Dataset items
§ §
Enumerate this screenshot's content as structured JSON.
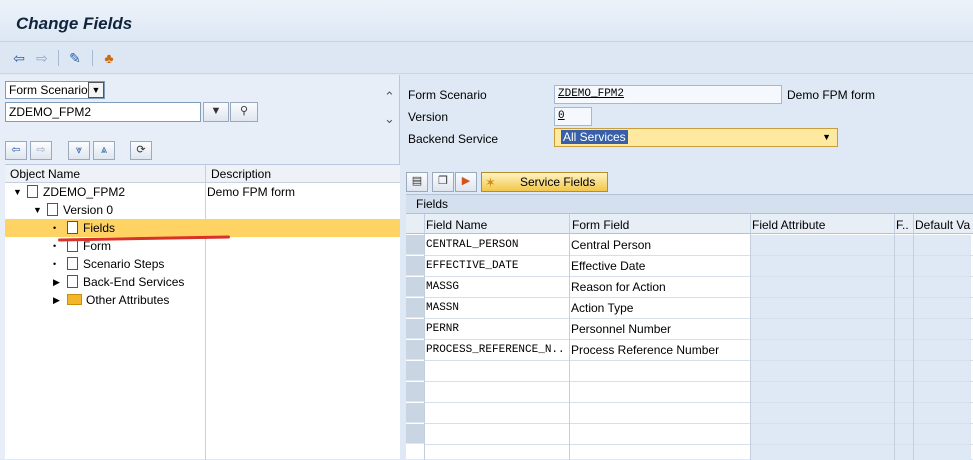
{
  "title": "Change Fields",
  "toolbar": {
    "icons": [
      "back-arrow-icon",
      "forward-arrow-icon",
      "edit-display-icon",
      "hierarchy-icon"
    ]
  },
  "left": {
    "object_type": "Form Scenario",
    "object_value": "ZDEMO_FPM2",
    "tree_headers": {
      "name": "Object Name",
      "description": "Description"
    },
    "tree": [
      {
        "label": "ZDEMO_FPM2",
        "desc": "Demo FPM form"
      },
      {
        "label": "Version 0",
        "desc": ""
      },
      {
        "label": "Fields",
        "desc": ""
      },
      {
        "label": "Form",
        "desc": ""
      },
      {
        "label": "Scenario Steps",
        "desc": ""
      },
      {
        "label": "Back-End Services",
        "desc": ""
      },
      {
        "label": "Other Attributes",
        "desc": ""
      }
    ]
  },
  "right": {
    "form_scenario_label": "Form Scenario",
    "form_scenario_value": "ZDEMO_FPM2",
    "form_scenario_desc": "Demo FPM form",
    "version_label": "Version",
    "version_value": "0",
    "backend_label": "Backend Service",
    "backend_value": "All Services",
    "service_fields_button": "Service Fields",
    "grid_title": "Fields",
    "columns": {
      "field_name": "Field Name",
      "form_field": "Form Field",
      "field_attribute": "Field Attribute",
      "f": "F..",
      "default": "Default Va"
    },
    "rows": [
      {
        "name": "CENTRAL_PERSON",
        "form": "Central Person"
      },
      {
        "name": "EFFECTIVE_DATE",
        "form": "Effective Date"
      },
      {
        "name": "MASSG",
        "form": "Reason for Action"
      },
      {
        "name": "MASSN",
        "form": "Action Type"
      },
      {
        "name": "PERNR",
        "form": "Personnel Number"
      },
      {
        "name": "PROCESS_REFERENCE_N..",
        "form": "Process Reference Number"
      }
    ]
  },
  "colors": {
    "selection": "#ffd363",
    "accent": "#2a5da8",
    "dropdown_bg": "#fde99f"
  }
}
§ §
» WHAT IS ASKED:
Copy every record above exactly, leaving out any pictures.

» SOLUTION FOR THIS TASK:
Enumerate this screenshot's content as structured JSON.
{
  "title": "Change Fields",
  "toolbar": {
    "icons": [
      "back-arrow-icon",
      "forward-arrow-icon",
      "edit-display-icon",
      "hierarchy-icon"
    ]
  },
  "left": {
    "object_type": "Form Scenario",
    "object_value": "ZDEMO_FPM2",
    "tree_headers": {
      "name": "Object Name",
      "description": "Description"
    },
    "tree": [
      {
        "label": "ZDEMO_FPM2",
        "desc": "Demo FPM form"
      },
      {
        "label": "Version 0",
        "desc": ""
      },
      {
        "label": "Fields",
        "desc": ""
      },
      {
        "label": "Form",
        "desc": ""
      },
      {
        "label": "Scenario Steps",
        "desc": ""
      },
      {
        "label": "Back-End Services",
        "desc": ""
      },
      {
        "label": "Other Attributes",
        "desc": ""
      }
    ]
  },
  "right": {
    "form_scenario_label": "Form Scenario",
    "form_scenario_value": "ZDEMO_FPM2",
    "form_scenario_desc": "Demo FPM form",
    "version_label": "Version",
    "version_value": "0",
    "backend_label": "Backend Service",
    "backend_value": "All Services",
    "service_fields_button": "Service Fields",
    "grid_title": "Fields",
    "columns": {
      "field_name": "Field Name",
      "form_field": "Form Field",
      "field_attribute": "Field Attribute",
      "f": "F..",
      "default": "Default Va"
    },
    "rows": [
      {
        "name": "CENTRAL_PERSON",
        "form": "Central Person"
      },
      {
        "name": "EFFECTIVE_DATE",
        "form": "Effective Date"
      },
      {
        "name": "MASSG",
        "form": "Reason for Action"
      },
      {
        "name": "MASSN",
        "form": "Action Type"
      },
      {
        "name": "PERNR",
        "form": "Personnel Number"
      },
      {
        "name": "PROCESS_REFERENCE_N..",
        "form": "Process Reference Number"
      }
    ]
  },
  "colors": {
    "selection": "#ffd363",
    "accent": "#2a5da8",
    "dropdown_bg": "#fde99f"
  }
}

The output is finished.